> WHAT IS BEING ASKED: Transcribe, word for word, every line from the one containing "Decode this image" through the final line of the records, and omit the pictures.

● ● ● ● ●

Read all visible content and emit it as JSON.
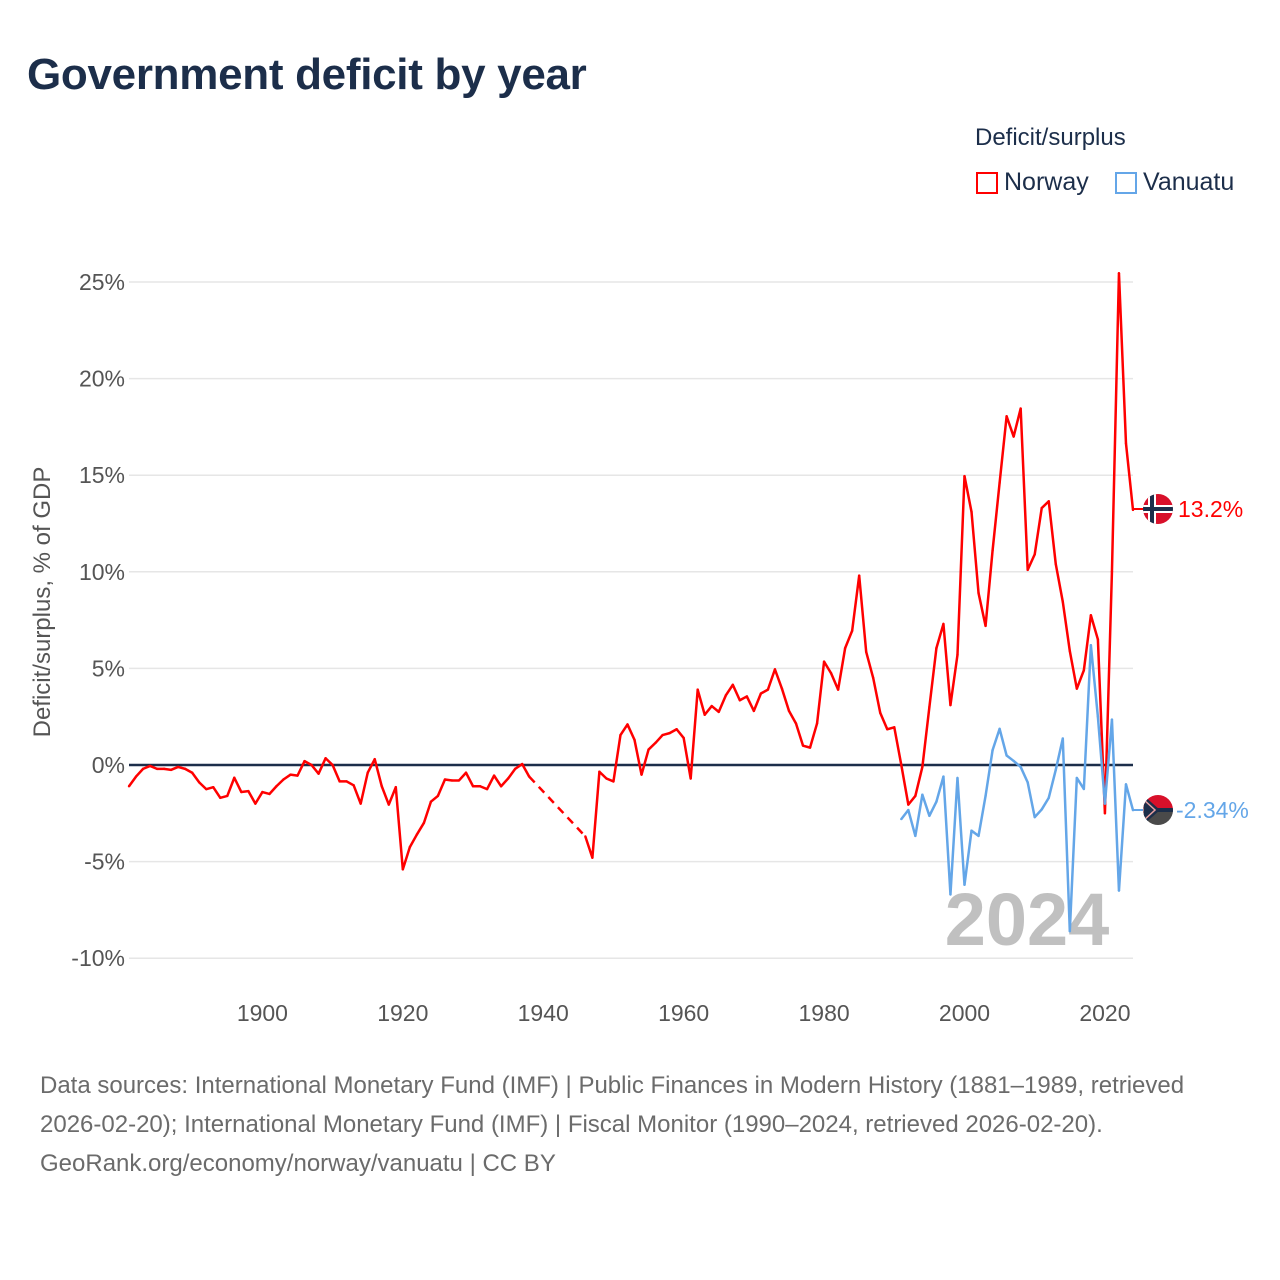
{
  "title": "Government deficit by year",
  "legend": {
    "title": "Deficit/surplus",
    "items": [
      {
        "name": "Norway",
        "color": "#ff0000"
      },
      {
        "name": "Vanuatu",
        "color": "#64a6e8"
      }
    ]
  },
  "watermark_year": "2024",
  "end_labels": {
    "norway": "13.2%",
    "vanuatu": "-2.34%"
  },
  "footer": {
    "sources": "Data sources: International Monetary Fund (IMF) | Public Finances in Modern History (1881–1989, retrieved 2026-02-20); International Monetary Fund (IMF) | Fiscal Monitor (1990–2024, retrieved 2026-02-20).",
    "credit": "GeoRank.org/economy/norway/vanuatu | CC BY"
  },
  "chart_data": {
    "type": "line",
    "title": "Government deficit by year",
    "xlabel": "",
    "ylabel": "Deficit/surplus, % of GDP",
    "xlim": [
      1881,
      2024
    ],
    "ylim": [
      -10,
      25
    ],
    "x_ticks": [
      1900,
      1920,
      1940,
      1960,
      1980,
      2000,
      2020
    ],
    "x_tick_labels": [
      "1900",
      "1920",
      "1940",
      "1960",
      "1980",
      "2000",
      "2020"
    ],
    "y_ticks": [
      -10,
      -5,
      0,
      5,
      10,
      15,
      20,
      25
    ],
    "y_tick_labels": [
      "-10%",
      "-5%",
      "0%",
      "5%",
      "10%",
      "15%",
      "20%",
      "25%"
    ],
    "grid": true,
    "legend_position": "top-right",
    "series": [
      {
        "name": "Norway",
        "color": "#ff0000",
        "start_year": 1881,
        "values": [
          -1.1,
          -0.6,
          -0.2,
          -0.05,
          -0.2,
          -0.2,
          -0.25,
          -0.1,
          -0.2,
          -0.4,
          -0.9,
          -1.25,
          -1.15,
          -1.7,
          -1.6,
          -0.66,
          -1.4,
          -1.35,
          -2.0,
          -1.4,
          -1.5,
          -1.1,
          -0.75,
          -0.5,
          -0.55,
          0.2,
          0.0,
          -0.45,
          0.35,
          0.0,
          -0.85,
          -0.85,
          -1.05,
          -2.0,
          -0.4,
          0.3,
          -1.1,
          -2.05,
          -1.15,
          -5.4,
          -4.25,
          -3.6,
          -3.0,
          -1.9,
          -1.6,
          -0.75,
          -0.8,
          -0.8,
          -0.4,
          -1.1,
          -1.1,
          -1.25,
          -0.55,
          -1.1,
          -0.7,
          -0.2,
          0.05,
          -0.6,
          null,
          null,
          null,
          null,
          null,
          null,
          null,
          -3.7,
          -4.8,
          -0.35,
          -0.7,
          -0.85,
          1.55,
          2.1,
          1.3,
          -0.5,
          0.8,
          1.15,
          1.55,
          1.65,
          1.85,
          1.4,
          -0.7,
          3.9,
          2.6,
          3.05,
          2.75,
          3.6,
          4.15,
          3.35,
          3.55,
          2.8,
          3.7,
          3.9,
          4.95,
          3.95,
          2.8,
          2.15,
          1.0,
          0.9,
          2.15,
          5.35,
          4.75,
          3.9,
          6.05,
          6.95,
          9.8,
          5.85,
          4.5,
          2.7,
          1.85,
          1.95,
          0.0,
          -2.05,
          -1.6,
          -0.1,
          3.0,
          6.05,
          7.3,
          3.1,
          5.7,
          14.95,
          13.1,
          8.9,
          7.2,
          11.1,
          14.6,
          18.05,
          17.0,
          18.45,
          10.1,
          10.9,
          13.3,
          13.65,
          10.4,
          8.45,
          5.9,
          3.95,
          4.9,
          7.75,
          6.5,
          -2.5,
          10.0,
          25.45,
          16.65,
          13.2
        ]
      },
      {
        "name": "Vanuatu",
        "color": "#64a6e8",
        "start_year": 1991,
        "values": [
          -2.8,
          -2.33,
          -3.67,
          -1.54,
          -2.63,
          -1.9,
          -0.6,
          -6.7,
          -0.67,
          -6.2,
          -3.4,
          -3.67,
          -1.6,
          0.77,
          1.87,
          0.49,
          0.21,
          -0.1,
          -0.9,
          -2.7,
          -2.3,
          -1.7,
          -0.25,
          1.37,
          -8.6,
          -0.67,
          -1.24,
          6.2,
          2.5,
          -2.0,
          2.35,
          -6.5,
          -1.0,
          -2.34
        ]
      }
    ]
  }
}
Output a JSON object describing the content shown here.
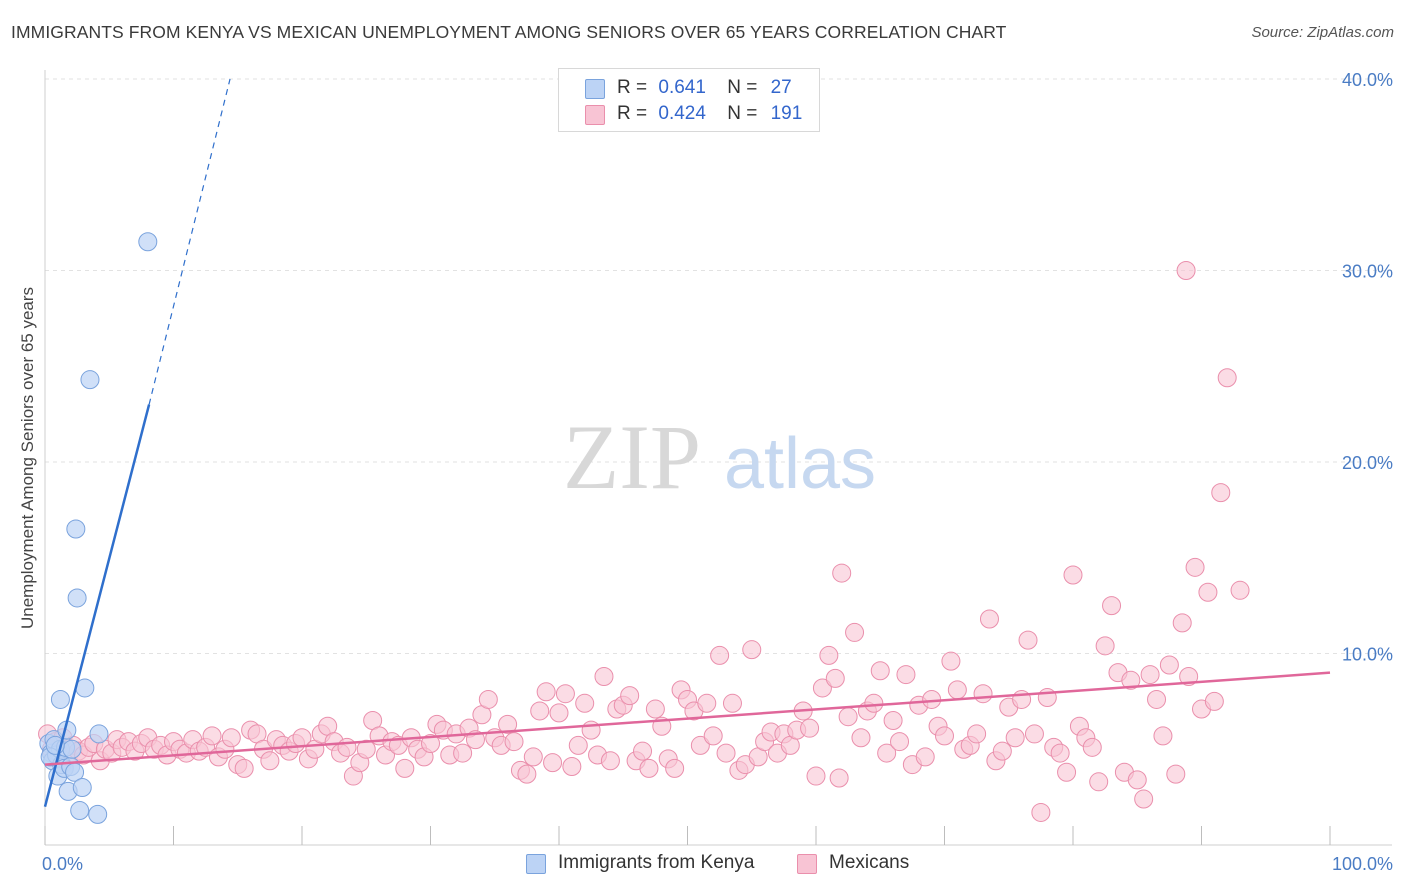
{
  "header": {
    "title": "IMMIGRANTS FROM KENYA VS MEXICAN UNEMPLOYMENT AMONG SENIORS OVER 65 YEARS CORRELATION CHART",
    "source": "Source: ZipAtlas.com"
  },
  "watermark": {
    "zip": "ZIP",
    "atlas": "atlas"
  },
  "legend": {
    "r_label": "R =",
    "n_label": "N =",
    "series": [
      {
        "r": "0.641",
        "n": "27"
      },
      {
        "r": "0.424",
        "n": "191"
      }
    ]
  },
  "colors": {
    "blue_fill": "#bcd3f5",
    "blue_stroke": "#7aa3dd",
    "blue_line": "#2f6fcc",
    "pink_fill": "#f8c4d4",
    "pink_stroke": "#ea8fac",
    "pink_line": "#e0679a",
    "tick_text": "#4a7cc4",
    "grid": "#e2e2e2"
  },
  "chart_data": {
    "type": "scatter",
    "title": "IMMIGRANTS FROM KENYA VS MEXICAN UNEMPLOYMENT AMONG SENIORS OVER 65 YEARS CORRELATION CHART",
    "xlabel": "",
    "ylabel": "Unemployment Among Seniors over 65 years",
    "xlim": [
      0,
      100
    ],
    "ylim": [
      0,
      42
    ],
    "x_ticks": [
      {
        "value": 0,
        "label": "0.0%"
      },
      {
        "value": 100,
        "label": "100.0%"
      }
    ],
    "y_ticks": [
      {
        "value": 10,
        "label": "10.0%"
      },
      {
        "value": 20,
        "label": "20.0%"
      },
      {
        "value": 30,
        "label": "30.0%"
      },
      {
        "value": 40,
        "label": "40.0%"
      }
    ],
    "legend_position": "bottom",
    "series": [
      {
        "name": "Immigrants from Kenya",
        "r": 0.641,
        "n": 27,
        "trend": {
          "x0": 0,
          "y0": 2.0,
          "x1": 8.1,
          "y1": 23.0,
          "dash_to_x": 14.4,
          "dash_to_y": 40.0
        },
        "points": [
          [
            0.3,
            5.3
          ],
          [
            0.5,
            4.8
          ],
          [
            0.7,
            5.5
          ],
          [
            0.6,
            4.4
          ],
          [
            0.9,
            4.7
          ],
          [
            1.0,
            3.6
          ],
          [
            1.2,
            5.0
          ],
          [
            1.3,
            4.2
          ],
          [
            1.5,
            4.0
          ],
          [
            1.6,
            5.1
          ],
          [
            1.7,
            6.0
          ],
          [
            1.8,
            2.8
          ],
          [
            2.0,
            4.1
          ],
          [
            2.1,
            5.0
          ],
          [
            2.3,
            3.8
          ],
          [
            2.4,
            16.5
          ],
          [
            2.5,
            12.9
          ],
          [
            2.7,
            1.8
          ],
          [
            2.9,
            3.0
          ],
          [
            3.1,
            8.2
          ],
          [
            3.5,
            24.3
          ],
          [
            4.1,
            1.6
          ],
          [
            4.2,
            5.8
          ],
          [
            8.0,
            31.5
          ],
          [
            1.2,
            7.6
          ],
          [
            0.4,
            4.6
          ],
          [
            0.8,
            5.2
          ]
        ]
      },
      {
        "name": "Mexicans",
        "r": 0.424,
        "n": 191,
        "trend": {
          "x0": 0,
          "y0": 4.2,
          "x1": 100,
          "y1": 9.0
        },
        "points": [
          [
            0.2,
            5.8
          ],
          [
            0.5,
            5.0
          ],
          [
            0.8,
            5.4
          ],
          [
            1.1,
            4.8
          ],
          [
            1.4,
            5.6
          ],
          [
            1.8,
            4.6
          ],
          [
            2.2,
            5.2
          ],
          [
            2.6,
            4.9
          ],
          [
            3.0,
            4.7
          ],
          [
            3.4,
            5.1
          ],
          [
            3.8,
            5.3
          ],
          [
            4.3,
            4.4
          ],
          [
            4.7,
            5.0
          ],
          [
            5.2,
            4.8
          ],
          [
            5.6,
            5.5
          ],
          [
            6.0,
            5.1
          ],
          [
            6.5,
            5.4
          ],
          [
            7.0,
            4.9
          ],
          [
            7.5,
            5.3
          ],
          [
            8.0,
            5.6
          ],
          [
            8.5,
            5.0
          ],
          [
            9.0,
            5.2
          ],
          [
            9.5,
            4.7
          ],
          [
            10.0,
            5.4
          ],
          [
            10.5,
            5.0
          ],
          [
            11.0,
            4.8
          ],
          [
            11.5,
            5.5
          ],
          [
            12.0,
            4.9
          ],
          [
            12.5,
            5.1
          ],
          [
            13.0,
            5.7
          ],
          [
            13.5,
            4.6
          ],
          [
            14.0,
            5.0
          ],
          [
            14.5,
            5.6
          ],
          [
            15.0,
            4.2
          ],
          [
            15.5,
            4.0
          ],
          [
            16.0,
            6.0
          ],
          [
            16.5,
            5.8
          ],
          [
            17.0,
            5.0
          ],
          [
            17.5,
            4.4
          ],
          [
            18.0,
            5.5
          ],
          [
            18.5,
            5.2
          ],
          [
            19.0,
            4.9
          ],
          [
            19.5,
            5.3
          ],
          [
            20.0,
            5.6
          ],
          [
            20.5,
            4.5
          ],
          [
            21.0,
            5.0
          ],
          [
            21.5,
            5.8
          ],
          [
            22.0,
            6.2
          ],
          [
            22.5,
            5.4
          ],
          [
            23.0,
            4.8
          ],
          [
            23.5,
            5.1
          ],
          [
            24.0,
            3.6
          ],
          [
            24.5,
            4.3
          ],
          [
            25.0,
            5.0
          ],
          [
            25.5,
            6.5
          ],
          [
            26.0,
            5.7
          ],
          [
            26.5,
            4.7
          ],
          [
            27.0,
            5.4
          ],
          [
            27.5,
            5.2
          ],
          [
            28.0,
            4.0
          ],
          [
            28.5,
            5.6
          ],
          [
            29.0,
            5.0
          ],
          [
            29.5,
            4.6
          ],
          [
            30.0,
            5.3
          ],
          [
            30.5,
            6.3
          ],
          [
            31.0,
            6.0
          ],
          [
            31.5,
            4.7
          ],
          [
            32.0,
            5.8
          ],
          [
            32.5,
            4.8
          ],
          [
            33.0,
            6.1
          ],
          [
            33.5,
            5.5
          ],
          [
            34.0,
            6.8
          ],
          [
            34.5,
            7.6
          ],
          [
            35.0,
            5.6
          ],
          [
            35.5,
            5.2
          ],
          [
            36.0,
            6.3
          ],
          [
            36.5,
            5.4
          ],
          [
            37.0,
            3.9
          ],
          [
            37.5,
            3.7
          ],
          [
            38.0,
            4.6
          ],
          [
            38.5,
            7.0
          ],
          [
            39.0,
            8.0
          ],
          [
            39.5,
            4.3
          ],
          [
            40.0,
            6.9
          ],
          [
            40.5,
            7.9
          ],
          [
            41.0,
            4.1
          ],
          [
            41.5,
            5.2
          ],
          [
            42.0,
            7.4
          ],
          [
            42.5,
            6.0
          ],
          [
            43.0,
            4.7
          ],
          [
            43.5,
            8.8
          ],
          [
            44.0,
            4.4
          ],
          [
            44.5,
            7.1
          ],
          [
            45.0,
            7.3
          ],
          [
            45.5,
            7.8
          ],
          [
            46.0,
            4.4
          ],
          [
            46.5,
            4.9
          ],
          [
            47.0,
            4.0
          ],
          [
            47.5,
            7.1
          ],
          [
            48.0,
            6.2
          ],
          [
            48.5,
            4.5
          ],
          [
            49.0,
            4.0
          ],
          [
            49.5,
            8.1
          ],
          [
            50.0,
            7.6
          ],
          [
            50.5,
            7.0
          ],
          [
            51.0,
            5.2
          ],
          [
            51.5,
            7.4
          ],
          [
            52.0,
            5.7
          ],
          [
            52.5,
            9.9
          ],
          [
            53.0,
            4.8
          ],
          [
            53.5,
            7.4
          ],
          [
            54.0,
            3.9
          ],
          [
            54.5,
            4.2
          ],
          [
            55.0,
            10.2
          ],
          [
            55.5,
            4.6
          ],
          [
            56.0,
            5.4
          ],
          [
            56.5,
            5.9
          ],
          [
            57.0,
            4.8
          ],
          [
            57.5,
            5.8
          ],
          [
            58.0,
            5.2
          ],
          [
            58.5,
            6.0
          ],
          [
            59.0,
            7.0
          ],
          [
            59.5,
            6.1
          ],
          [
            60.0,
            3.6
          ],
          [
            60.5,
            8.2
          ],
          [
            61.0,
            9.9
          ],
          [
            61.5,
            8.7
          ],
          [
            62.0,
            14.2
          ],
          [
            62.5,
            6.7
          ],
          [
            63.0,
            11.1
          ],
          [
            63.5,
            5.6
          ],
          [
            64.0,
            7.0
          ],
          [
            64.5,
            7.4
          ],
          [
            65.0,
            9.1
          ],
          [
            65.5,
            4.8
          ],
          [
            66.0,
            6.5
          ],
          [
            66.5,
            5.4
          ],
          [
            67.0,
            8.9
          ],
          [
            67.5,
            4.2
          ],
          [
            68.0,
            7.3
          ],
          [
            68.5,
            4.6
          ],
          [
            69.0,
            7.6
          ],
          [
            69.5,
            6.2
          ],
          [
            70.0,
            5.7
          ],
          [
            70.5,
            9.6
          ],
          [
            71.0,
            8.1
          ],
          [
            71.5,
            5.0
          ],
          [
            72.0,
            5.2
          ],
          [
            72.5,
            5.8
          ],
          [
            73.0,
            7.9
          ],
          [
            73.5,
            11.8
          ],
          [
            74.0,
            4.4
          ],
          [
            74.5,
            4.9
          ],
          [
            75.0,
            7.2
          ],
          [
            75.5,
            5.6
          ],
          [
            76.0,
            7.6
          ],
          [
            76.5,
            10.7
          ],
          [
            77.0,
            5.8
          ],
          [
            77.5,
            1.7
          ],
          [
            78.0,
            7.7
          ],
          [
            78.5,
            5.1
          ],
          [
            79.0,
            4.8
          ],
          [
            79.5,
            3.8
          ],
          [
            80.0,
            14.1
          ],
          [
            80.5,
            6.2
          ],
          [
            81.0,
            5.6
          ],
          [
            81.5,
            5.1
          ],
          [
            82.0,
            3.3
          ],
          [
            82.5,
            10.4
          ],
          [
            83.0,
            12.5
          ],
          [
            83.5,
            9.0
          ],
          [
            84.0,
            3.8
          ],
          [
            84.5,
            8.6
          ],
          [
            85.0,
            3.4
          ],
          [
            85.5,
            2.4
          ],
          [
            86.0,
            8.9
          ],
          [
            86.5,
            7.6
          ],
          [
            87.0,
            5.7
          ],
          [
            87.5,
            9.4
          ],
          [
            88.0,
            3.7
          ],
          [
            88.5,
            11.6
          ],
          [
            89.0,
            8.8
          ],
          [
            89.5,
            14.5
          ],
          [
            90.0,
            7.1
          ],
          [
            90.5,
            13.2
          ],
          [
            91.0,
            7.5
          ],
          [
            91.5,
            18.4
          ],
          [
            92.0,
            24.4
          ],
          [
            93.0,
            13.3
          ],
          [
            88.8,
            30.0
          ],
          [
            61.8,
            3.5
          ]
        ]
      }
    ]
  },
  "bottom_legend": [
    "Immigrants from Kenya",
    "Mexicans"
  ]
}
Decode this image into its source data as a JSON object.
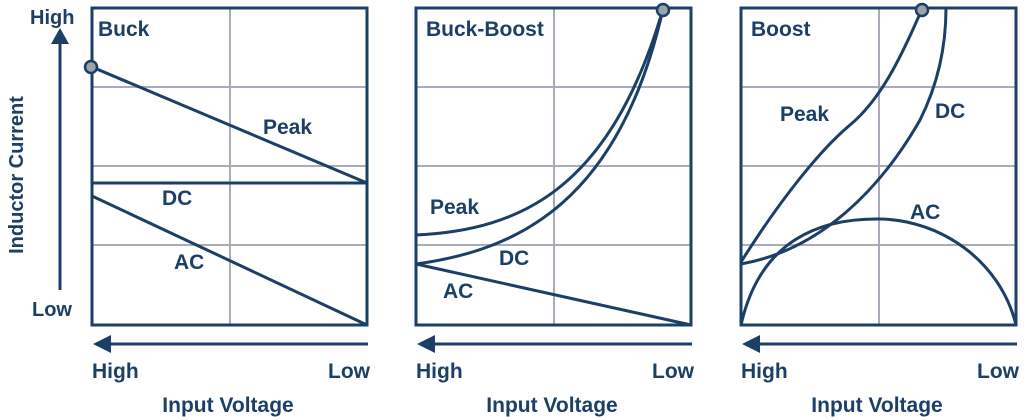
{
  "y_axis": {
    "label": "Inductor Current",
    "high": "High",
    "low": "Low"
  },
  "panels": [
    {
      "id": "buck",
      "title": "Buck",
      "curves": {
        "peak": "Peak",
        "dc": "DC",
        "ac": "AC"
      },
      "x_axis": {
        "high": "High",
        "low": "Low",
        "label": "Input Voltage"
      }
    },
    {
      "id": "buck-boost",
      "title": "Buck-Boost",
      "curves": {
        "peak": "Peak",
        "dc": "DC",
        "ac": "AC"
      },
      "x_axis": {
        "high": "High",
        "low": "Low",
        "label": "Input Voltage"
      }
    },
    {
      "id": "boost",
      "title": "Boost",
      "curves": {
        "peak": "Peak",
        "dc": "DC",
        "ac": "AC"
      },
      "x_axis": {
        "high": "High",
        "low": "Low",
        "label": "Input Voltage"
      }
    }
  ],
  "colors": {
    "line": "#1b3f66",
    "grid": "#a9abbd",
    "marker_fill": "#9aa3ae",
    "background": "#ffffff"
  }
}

● ● ● ● ●

> EXPECTED OUTPUT:
Decode this image into its source data as a JSON object.
{
  "y_axis": {
    "label": "Inductor Current",
    "high": "High",
    "low": "Low"
  },
  "panels": [
    {
      "id": "buck",
      "title": "Buck",
      "curves": {
        "peak": "Peak",
        "dc": "DC",
        "ac": "AC"
      },
      "x_axis": {
        "high": "High",
        "low": "Low",
        "label": "Input Voltage"
      }
    },
    {
      "id": "buck-boost",
      "title": "Buck-Boost",
      "curves": {
        "peak": "Peak",
        "dc": "DC",
        "ac": "AC"
      },
      "x_axis": {
        "high": "High",
        "low": "Low",
        "label": "Input Voltage"
      }
    },
    {
      "id": "boost",
      "title": "Boost",
      "curves": {
        "peak": "Peak",
        "dc": "DC",
        "ac": "AC"
      },
      "x_axis": {
        "high": "High",
        "low": "Low",
        "label": "Input Voltage"
      }
    }
  ],
  "colors": {
    "line": "#1b3f66",
    "grid": "#a9abbd",
    "marker_fill": "#9aa3ae",
    "background": "#ffffff"
  }
}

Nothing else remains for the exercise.